╭─ EXTRACTED ENTRIES
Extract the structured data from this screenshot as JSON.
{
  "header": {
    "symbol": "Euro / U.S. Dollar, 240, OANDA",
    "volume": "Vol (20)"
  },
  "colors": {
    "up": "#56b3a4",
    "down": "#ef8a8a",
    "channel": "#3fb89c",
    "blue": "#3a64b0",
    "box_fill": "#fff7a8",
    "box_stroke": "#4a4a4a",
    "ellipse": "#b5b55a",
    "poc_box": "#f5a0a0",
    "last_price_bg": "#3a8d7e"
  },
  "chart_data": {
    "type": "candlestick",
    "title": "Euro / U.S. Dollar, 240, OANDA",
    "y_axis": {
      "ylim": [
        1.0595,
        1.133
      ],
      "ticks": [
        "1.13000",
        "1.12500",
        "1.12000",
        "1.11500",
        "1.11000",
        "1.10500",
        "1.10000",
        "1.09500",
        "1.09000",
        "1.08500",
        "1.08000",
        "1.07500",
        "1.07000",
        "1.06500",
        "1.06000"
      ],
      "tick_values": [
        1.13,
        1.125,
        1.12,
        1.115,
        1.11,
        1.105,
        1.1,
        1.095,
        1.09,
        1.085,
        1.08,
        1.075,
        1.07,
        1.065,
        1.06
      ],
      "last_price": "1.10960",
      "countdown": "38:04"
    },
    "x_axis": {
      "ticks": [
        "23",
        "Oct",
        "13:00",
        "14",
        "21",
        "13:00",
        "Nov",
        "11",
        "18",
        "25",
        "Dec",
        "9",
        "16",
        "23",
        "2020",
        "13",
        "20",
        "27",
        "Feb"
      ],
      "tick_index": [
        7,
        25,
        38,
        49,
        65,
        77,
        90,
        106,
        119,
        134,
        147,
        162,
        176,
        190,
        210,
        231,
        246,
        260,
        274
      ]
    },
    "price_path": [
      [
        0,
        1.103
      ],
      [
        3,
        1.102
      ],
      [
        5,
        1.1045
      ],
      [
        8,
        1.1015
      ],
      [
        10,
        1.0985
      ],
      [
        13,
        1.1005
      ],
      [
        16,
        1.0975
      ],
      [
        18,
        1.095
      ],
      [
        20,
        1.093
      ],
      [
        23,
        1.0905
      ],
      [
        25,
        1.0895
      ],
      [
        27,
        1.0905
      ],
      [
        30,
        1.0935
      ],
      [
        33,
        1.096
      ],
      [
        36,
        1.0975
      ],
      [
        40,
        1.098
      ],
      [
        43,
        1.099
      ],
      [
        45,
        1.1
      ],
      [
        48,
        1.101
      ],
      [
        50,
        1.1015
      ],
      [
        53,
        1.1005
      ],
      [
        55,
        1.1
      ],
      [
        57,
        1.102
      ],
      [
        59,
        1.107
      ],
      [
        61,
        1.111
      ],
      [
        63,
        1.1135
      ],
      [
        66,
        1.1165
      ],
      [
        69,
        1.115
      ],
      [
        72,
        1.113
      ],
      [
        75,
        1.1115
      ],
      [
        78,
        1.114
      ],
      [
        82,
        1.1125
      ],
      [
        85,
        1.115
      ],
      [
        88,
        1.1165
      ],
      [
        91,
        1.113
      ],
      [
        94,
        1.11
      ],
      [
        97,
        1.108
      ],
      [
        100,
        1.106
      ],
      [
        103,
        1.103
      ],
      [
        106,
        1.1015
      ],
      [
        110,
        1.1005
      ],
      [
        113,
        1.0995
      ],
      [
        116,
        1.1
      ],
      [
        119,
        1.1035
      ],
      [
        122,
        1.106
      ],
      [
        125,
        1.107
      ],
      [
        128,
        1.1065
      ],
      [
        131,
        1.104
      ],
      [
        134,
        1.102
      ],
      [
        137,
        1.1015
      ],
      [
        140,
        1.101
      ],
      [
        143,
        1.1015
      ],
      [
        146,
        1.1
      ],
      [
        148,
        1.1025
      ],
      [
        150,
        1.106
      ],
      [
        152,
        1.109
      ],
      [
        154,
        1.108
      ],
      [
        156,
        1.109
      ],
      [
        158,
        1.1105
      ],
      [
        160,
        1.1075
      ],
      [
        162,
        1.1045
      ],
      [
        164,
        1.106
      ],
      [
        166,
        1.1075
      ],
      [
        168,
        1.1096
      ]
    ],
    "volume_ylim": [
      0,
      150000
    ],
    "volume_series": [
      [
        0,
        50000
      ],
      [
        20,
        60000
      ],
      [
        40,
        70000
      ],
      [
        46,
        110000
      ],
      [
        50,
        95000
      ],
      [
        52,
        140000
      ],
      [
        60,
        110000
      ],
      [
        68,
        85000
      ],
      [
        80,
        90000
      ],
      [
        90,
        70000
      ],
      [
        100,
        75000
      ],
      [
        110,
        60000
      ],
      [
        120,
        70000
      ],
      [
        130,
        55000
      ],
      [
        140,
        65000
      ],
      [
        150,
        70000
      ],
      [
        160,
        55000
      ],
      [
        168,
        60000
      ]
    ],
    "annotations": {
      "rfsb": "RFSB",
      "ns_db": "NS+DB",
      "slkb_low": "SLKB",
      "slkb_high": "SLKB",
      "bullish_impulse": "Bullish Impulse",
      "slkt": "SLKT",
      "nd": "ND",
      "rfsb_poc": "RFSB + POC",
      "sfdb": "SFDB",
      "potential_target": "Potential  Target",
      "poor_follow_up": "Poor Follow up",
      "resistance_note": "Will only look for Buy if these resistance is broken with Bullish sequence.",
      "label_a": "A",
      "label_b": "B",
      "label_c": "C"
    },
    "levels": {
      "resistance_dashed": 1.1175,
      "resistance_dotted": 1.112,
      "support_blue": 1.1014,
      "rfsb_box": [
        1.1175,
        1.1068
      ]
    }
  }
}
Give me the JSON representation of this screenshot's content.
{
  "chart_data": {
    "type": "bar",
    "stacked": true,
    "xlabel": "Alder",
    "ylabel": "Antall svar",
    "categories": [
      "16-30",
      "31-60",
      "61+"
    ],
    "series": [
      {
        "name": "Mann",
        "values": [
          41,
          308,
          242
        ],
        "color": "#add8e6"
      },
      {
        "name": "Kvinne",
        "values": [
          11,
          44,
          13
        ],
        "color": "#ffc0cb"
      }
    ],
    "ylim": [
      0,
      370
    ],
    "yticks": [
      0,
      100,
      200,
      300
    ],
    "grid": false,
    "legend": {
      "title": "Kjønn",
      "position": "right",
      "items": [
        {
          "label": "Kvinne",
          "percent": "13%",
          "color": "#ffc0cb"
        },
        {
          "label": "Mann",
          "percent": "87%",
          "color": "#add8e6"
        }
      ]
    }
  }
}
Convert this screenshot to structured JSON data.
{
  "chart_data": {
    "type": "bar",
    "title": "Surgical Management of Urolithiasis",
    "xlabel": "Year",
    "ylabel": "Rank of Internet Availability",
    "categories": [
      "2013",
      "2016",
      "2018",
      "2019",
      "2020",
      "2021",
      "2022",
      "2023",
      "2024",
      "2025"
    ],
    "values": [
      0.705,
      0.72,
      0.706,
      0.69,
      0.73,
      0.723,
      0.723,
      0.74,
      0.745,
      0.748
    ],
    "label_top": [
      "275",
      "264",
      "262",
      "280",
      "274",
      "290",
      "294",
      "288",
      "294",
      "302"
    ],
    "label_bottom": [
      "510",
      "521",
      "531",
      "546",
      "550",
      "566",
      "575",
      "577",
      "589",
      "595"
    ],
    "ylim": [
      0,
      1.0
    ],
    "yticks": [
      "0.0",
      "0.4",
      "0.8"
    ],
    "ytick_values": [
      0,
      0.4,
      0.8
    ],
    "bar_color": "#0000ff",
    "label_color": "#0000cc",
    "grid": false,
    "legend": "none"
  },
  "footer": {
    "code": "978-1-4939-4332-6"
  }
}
╰─
## YOUR GOAL
Restate each of the entries above verbatim.

## FULL SOLUTION
Extract the structured data from this screenshot as JSON.
{
  "header": {
    "symbol": "Euro / U.S. Dollar, 240, OANDA",
    "volume": "Vol (20)"
  },
  "colors": {
    "up": "#56b3a4",
    "down": "#ef8a8a",
    "channel": "#3fb89c",
    "blue": "#3a64b0",
    "box_fill": "#fff7a8",
    "box_stroke": "#4a4a4a",
    "ellipse": "#b5b55a",
    "poc_box": "#f5a0a0",
    "last_price_bg": "#3a8d7e"
  },
  "chart_data": {
    "type": "candlestick",
    "title": "Euro / U.S. Dollar, 240, OANDA",
    "y_axis": {
      "ylim": [
        1.0595,
        1.133
      ],
      "ticks": [
        "1.13000",
        "1.12500",
        "1.12000",
        "1.11500",
        "1.11000",
        "1.10500",
        "1.10000",
        "1.09500",
        "1.09000",
        "1.08500",
        "1.08000",
        "1.07500",
        "1.07000",
        "1.06500",
        "1.06000"
      ],
      "tick_values": [
        1.13,
        1.125,
        1.12,
        1.115,
        1.11,
        1.105,
        1.1,
        1.095,
        1.09,
        1.085,
        1.08,
        1.075,
        1.07,
        1.065,
        1.06
      ],
      "last_price": "1.10960",
      "countdown": "38:04"
    },
    "x_axis": {
      "ticks": [
        "23",
        "Oct",
        "13:00",
        "14",
        "21",
        "13:00",
        "Nov",
        "11",
        "18",
        "25",
        "Dec",
        "9",
        "16",
        "23",
        "2020",
        "13",
        "20",
        "27",
        "Feb"
      ],
      "tick_index": [
        7,
        25,
        38,
        49,
        65,
        77,
        90,
        106,
        119,
        134,
        147,
        162,
        176,
        190,
        210,
        231,
        246,
        260,
        274
      ]
    },
    "price_path": [
      [
        0,
        1.103
      ],
      [
        3,
        1.102
      ],
      [
        5,
        1.1045
      ],
      [
        8,
        1.1015
      ],
      [
        10,
        1.0985
      ],
      [
        13,
        1.1005
      ],
      [
        16,
        1.0975
      ],
      [
        18,
        1.095
      ],
      [
        20,
        1.093
      ],
      [
        23,
        1.0905
      ],
      [
        25,
        1.0895
      ],
      [
        27,
        1.0905
      ],
      [
        30,
        1.0935
      ],
      [
        33,
        1.096
      ],
      [
        36,
        1.0975
      ],
      [
        40,
        1.098
      ],
      [
        43,
        1.099
      ],
      [
        45,
        1.1
      ],
      [
        48,
        1.101
      ],
      [
        50,
        1.1015
      ],
      [
        53,
        1.1005
      ],
      [
        55,
        1.1
      ],
      [
        57,
        1.102
      ],
      [
        59,
        1.107
      ],
      [
        61,
        1.111
      ],
      [
        63,
        1.1135
      ],
      [
        66,
        1.1165
      ],
      [
        69,
        1.115
      ],
      [
        72,
        1.113
      ],
      [
        75,
        1.1115
      ],
      [
        78,
        1.114
      ],
      [
        82,
        1.1125
      ],
      [
        85,
        1.115
      ],
      [
        88,
        1.1165
      ],
      [
        91,
        1.113
      ],
      [
        94,
        1.11
      ],
      [
        97,
        1.108
      ],
      [
        100,
        1.106
      ],
      [
        103,
        1.103
      ],
      [
        106,
        1.1015
      ],
      [
        110,
        1.1005
      ],
      [
        113,
        1.0995
      ],
      [
        116,
        1.1
      ],
      [
        119,
        1.1035
      ],
      [
        122,
        1.106
      ],
      [
        125,
        1.107
      ],
      [
        128,
        1.1065
      ],
      [
        131,
        1.104
      ],
      [
        134,
        1.102
      ],
      [
        137,
        1.1015
      ],
      [
        140,
        1.101
      ],
      [
        143,
        1.1015
      ],
      [
        146,
        1.1
      ],
      [
        148,
        1.1025
      ],
      [
        150,
        1.106
      ],
      [
        152,
        1.109
      ],
      [
        154,
        1.108
      ],
      [
        156,
        1.109
      ],
      [
        158,
        1.1105
      ],
      [
        160,
        1.1075
      ],
      [
        162,
        1.1045
      ],
      [
        164,
        1.106
      ],
      [
        166,
        1.1075
      ],
      [
        168,
        1.1096
      ]
    ],
    "volume_ylim": [
      0,
      150000
    ],
    "volume_series": [
      [
        0,
        50000
      ],
      [
        20,
        60000
      ],
      [
        40,
        70000
      ],
      [
        46,
        110000
      ],
      [
        50,
        95000
      ],
      [
        52,
        140000
      ],
      [
        60,
        110000
      ],
      [
        68,
        85000
      ],
      [
        80,
        90000
      ],
      [
        90,
        70000
      ],
      [
        100,
        75000
      ],
      [
        110,
        60000
      ],
      [
        120,
        70000
      ],
      [
        130,
        55000
      ],
      [
        140,
        65000
      ],
      [
        150,
        70000
      ],
      [
        160,
        55000
      ],
      [
        168,
        60000
      ]
    ],
    "annotations": {
      "rfsb": "RFSB",
      "ns_db": "NS+DB",
      "slkb_low": "SLKB",
      "slkb_high": "SLKB",
      "bullish_impulse": "Bullish Impulse",
      "slkt": "SLKT",
      "nd": "ND",
      "rfsb_poc": "RFSB + POC",
      "sfdb": "SFDB",
      "potential_target": "Potential  Target",
      "poor_follow_up": "Poor Follow up",
      "resistance_note": "Will only look for Buy if these resistance is broken with Bullish sequence.",
      "label_a": "A",
      "label_b": "B",
      "label_c": "C"
    },
    "levels": {
      "resistance_dashed": 1.1175,
      "resistance_dotted": 1.112,
      "support_blue": 1.1014,
      "rfsb_box": [
        1.1175,
        1.1068
      ]
    }
  }
}
Give me the JSON representation of this screenshot's content.
{
  "chart_data": {
    "type": "bar",
    "stacked": true,
    "xlabel": "Alder",
    "ylabel": "Antall svar",
    "categories": [
      "16-30",
      "31-60",
      "61+"
    ],
    "series": [
      {
        "name": "Mann",
        "values": [
          41,
          308,
          242
        ],
        "color": "#add8e6"
      },
      {
        "name": "Kvinne",
        "values": [
          11,
          44,
          13
        ],
        "color": "#ffc0cb"
      }
    ],
    "ylim": [
      0,
      370
    ],
    "yticks": [
      0,
      100,
      200,
      300
    ],
    "grid": false,
    "legend": {
      "title": "Kjønn",
      "position": "right",
      "items": [
        {
          "label": "Kvinne",
          "percent": "13%",
          "color": "#ffc0cb"
        },
        {
          "label": "Mann",
          "percent": "87%",
          "color": "#add8e6"
        }
      ]
    }
  }
}
Convert this screenshot to structured JSON data.
{
  "chart_data": {
    "type": "bar",
    "title": "Surgical Management of Urolithiasis",
    "xlabel": "Year",
    "ylabel": "Rank of Internet Availability",
    "categories": [
      "2013",
      "2016",
      "2018",
      "2019",
      "2020",
      "2021",
      "2022",
      "2023",
      "2024",
      "2025"
    ],
    "values": [
      0.705,
      0.72,
      0.706,
      0.69,
      0.73,
      0.723,
      0.723,
      0.74,
      0.745,
      0.748
    ],
    "label_top": [
      "275",
      "264",
      "262",
      "280",
      "274",
      "290",
      "294",
      "288",
      "294",
      "302"
    ],
    "label_bottom": [
      "510",
      "521",
      "531",
      "546",
      "550",
      "566",
      "575",
      "577",
      "589",
      "595"
    ],
    "ylim": [
      0,
      1.0
    ],
    "yticks": [
      "0.0",
      "0.4",
      "0.8"
    ],
    "ytick_values": [
      0,
      0.4,
      0.8
    ],
    "bar_color": "#0000ff",
    "label_color": "#0000cc",
    "grid": false,
    "legend": "none"
  },
  "footer": {
    "code": "978-1-4939-4332-6"
  }
}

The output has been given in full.